*Written exercise*: The data below should be printed in full, exactly, and without any of its images.
START Records for this task
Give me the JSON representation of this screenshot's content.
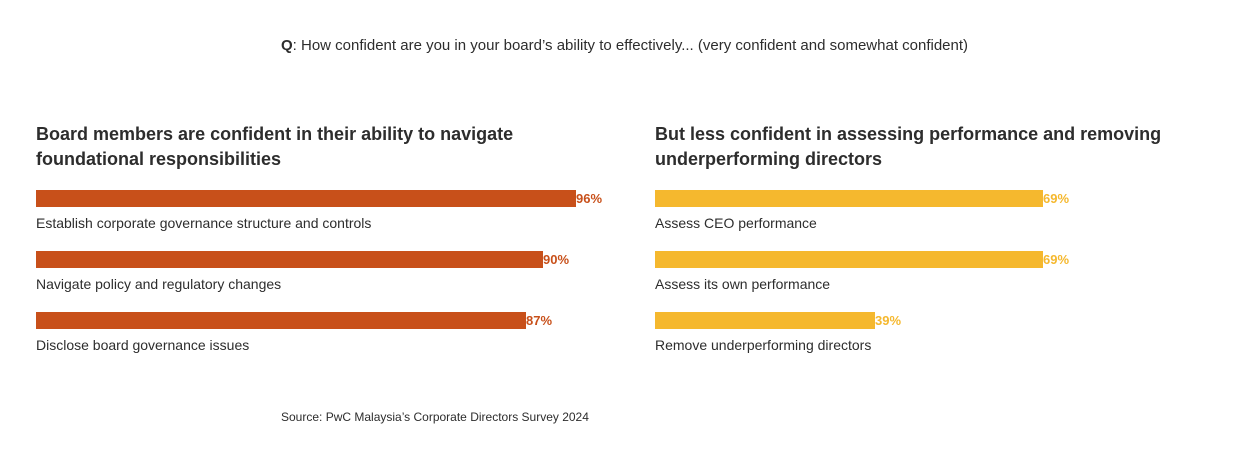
{
  "question": {
    "prefix": "Q",
    "text": ": How confident are you in your board’s ability to effectively... (very confident and somewhat confident)"
  },
  "chart_data": [
    {
      "type": "bar",
      "orientation": "horizontal",
      "title": "Board members are confident in their ability to navigate foundational responsibilities",
      "color": "#c8501a",
      "xlim": [
        0,
        100
      ],
      "unit": "%",
      "categories": [
        "Establish corporate governance structure and controls",
        "Navigate policy and regulatory changes",
        "Disclose board governance issues"
      ],
      "values": [
        96,
        90,
        87
      ],
      "value_labels": [
        "96%",
        "90%",
        "87%"
      ]
    },
    {
      "type": "bar",
      "orientation": "horizontal",
      "title": "But less confident in assessing performance and removing underperforming directors",
      "color": "#f5b82e",
      "xlim": [
        0,
        100
      ],
      "unit": "%",
      "categories": [
        "Assess CEO performance",
        "Assess its own performance",
        "Remove underperforming directors"
      ],
      "values": [
        69,
        69,
        39
      ],
      "value_labels": [
        "69%",
        "69%",
        "39%"
      ]
    }
  ],
  "source": "Source: PwC Malaysia’s Corporate Directors Survey 2024"
}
END Records for this task
*Response to the task*:
Give me the JSON representation of this screenshot's content.
{
  "question": {
    "prefix": "Q",
    "text": ": How confident are you in your board’s ability to effectively... (very confident and somewhat confident)"
  },
  "chart_data": [
    {
      "type": "bar",
      "orientation": "horizontal",
      "title": "Board members are confident in their ability to navigate foundational responsibilities",
      "color": "#c8501a",
      "xlim": [
        0,
        100
      ],
      "unit": "%",
      "categories": [
        "Establish corporate governance structure and controls",
        "Navigate policy and regulatory changes",
        "Disclose board governance issues"
      ],
      "values": [
        96,
        90,
        87
      ],
      "value_labels": [
        "96%",
        "90%",
        "87%"
      ]
    },
    {
      "type": "bar",
      "orientation": "horizontal",
      "title": "But less confident in assessing performance and removing underperforming directors",
      "color": "#f5b82e",
      "xlim": [
        0,
        100
      ],
      "unit": "%",
      "categories": [
        "Assess CEO performance",
        "Assess its own performance",
        "Remove underperforming directors"
      ],
      "values": [
        69,
        69,
        39
      ],
      "value_labels": [
        "69%",
        "69%",
        "39%"
      ]
    }
  ],
  "source": "Source: PwC Malaysia’s Corporate Directors Survey 2024"
}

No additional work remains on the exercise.